- [MATERIAL]
****
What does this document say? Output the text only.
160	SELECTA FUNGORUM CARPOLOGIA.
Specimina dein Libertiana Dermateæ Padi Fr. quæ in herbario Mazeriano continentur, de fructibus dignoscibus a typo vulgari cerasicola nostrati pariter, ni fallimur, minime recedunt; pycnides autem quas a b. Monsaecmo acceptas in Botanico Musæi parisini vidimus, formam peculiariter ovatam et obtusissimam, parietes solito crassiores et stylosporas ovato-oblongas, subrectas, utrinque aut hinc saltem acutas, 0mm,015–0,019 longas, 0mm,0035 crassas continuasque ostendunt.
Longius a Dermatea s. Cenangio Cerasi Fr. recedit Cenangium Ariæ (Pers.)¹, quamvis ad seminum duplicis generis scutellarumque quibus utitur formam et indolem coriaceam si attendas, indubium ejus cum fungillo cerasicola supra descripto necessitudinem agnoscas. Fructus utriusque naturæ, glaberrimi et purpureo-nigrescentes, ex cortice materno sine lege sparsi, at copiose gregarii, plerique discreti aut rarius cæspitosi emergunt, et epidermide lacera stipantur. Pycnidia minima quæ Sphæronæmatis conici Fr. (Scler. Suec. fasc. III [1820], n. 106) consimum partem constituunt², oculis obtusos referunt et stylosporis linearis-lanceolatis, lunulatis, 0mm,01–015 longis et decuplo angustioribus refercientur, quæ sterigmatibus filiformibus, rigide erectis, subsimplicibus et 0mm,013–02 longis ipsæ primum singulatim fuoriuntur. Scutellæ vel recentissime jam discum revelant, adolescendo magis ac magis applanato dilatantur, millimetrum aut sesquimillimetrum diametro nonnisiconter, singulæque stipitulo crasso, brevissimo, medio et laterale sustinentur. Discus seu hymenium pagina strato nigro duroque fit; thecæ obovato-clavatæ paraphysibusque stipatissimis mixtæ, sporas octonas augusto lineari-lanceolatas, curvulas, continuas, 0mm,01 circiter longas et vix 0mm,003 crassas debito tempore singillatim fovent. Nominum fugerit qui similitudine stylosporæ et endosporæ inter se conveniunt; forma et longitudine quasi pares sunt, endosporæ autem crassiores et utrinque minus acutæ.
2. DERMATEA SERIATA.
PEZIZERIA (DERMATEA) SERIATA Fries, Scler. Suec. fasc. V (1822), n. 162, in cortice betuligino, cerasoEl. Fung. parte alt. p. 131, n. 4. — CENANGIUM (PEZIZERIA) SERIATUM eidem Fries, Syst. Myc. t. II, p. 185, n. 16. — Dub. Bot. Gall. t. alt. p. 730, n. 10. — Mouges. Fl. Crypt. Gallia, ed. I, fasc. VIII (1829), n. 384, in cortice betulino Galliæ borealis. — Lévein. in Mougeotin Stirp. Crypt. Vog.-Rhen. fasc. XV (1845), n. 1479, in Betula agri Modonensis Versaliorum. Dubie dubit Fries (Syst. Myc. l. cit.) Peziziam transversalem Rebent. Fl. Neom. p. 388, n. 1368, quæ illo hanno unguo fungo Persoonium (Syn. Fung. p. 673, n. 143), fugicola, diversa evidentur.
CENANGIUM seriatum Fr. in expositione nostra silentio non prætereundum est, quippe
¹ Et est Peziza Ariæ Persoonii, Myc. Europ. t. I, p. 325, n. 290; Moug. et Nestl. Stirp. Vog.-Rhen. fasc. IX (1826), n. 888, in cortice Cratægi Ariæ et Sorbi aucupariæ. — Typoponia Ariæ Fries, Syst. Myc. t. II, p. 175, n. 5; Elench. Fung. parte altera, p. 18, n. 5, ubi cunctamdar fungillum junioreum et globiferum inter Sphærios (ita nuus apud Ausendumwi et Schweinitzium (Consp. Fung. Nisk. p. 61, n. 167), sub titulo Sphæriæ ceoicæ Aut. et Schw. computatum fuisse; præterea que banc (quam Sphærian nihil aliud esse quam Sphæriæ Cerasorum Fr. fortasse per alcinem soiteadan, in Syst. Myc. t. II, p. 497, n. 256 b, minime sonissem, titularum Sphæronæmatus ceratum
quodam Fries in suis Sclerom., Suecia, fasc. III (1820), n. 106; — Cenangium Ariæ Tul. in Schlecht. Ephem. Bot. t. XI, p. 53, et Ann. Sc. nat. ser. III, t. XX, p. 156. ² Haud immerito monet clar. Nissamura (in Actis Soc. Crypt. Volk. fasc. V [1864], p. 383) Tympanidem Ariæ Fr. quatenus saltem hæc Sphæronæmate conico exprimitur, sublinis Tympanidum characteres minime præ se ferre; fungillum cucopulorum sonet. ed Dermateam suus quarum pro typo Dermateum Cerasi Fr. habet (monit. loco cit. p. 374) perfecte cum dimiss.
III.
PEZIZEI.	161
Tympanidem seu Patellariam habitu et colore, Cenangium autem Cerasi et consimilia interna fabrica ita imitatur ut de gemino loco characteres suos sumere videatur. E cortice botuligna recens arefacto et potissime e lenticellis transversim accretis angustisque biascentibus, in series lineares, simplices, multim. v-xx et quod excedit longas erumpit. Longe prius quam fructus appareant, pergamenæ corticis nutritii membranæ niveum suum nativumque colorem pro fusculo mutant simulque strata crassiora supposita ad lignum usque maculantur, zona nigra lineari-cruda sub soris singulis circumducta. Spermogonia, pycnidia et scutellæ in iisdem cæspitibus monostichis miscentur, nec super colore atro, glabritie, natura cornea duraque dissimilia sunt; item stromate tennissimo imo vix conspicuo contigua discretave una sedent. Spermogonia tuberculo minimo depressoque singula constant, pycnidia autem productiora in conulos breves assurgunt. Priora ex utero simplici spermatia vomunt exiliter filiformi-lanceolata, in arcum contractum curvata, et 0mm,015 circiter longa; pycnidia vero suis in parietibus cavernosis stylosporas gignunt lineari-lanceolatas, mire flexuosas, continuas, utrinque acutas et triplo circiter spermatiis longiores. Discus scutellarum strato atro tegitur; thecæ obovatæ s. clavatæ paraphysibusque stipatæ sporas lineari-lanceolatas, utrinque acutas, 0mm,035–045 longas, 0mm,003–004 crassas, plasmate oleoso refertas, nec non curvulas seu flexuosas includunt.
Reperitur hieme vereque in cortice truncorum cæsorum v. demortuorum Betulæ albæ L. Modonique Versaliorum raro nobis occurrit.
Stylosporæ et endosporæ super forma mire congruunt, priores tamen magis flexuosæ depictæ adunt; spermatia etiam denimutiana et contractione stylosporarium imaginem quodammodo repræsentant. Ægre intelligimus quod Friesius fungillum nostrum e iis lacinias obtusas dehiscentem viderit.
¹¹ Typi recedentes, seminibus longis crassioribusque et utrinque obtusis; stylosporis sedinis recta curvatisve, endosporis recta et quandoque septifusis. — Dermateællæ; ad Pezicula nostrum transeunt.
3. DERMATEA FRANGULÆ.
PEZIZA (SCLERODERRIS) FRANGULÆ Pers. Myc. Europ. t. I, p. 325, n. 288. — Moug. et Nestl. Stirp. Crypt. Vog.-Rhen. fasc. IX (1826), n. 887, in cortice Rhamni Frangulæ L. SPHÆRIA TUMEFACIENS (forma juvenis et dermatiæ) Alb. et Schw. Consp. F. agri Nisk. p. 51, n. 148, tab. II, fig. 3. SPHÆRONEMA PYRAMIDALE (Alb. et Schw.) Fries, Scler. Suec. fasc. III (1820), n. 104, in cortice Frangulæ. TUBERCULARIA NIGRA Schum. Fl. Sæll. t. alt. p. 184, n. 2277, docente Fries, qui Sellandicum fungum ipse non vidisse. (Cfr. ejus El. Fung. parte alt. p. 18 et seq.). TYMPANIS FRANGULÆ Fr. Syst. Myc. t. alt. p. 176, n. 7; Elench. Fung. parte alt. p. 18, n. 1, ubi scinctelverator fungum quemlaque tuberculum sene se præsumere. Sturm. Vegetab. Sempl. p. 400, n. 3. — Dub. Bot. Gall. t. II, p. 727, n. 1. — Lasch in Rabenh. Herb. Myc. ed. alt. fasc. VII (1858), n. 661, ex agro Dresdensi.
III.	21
****
- [DIRECTIVE]
Copy each line above that contains the word "nostrum".

- [REPLY]
Stylosporæ et endosporæ super forma mire congruunt, priores tamen magis flexuosæ depictæ adunt; spermatia etiam denimutiana et contractione stylosporarium imaginem quodammodo repræsentant. Ægre intelligimus quod Friesius fungillum nostrum e iis lacinias obtusas dehiscentem viderit.
¹¹ Typi recedentes, seminibus longis crassioribusque et utrinque obtusis; stylosporis sedinis recta curvatisve, endosporis recta et quandoque septifusis. — Dermateællæ; ad Pezicula nostrum transeunt.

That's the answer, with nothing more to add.